* _Problem_
Print the data that follows exactly.

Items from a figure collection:
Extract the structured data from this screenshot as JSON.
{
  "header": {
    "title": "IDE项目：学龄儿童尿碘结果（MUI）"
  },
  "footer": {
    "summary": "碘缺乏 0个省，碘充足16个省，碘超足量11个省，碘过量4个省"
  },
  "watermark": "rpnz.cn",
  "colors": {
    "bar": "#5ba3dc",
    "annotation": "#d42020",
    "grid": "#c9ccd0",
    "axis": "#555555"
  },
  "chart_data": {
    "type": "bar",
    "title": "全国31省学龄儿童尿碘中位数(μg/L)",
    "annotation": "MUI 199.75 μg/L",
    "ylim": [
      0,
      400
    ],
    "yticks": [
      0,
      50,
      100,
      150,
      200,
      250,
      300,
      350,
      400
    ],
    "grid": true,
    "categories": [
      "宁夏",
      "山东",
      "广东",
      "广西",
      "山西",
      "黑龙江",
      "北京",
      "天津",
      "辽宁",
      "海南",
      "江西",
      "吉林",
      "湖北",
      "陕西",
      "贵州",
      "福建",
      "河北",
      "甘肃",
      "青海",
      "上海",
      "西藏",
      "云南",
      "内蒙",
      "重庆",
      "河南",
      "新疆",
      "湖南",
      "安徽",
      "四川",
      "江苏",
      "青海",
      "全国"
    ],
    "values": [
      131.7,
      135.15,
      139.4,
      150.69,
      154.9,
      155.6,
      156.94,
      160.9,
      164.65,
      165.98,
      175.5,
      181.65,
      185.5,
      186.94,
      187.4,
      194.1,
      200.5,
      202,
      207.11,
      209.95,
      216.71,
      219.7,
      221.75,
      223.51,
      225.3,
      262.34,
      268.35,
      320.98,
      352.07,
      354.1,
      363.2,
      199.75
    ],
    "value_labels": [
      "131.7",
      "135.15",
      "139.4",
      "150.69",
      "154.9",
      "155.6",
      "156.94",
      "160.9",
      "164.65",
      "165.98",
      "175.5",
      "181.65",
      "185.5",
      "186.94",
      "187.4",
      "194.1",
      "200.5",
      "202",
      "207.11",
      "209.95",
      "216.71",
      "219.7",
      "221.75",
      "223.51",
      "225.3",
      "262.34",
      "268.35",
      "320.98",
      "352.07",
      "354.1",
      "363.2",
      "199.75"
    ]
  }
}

* _Output for this task_
Extract the structured data from this screenshot as JSON.
{
  "header": {
    "title": "IDE项目：学龄儿童尿碘结果（MUI）"
  },
  "footer": {
    "summary": "碘缺乏 0个省，碘充足16个省，碘超足量11个省，碘过量4个省"
  },
  "watermark": "rpnz.cn",
  "colors": {
    "bar": "#5ba3dc",
    "annotation": "#d42020",
    "grid": "#c9ccd0",
    "axis": "#555555"
  },
  "chart_data": {
    "type": "bar",
    "title": "全国31省学龄儿童尿碘中位数(μg/L)",
    "annotation": "MUI 199.75 μg/L",
    "ylim": [
      0,
      400
    ],
    "yticks": [
      0,
      50,
      100,
      150,
      200,
      250,
      300,
      350,
      400
    ],
    "grid": true,
    "categories": [
      "宁夏",
      "山东",
      "广东",
      "广西",
      "山西",
      "黑龙江",
      "北京",
      "天津",
      "辽宁",
      "海南",
      "江西",
      "吉林",
      "湖北",
      "陕西",
      "贵州",
      "福建",
      "河北",
      "甘肃",
      "青海",
      "上海",
      "西藏",
      "云南",
      "内蒙",
      "重庆",
      "河南",
      "新疆",
      "湖南",
      "安徽",
      "四川",
      "江苏",
      "青海",
      "全国"
    ],
    "values": [
      131.7,
      135.15,
      139.4,
      150.69,
      154.9,
      155.6,
      156.94,
      160.9,
      164.65,
      165.98,
      175.5,
      181.65,
      185.5,
      186.94,
      187.4,
      194.1,
      200.5,
      202,
      207.11,
      209.95,
      216.71,
      219.7,
      221.75,
      223.51,
      225.3,
      262.34,
      268.35,
      320.98,
      352.07,
      354.1,
      363.2,
      199.75
    ],
    "value_labels": [
      "131.7",
      "135.15",
      "139.4",
      "150.69",
      "154.9",
      "155.6",
      "156.94",
      "160.9",
      "164.65",
      "165.98",
      "175.5",
      "181.65",
      "185.5",
      "186.94",
      "187.4",
      "194.1",
      "200.5",
      "202",
      "207.11",
      "209.95",
      "216.71",
      "219.7",
      "221.75",
      "223.51",
      "225.3",
      "262.34",
      "268.35",
      "320.98",
      "352.07",
      "354.1",
      "363.2",
      "199.75"
    ]
  }
}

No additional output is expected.